>> BEGIN Records
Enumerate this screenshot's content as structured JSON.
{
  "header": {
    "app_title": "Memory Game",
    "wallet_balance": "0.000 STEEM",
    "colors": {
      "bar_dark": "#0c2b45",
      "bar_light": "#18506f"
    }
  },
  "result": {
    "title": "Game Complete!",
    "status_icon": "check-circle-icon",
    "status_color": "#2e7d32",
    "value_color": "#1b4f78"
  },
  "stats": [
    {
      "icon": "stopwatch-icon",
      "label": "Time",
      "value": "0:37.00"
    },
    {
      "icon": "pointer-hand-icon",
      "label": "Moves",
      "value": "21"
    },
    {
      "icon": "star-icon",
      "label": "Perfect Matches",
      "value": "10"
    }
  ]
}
>> END Records
What this task involves: Copy out every line of the data above, exactly as given.

Task answer:
Enumerate this screenshot's content as structured JSON.
{
  "header": {
    "app_title": "Memory Game",
    "wallet_balance": "0.000 STEEM",
    "colors": {
      "bar_dark": "#0c2b45",
      "bar_light": "#18506f"
    }
  },
  "result": {
    "title": "Game Complete!",
    "status_icon": "check-circle-icon",
    "status_color": "#2e7d32",
    "value_color": "#1b4f78"
  },
  "stats": [
    {
      "icon": "stopwatch-icon",
      "label": "Time",
      "value": "0:37.00"
    },
    {
      "icon": "pointer-hand-icon",
      "label": "Moves",
      "value": "21"
    },
    {
      "icon": "star-icon",
      "label": "Perfect Matches",
      "value": "10"
    }
  ]
}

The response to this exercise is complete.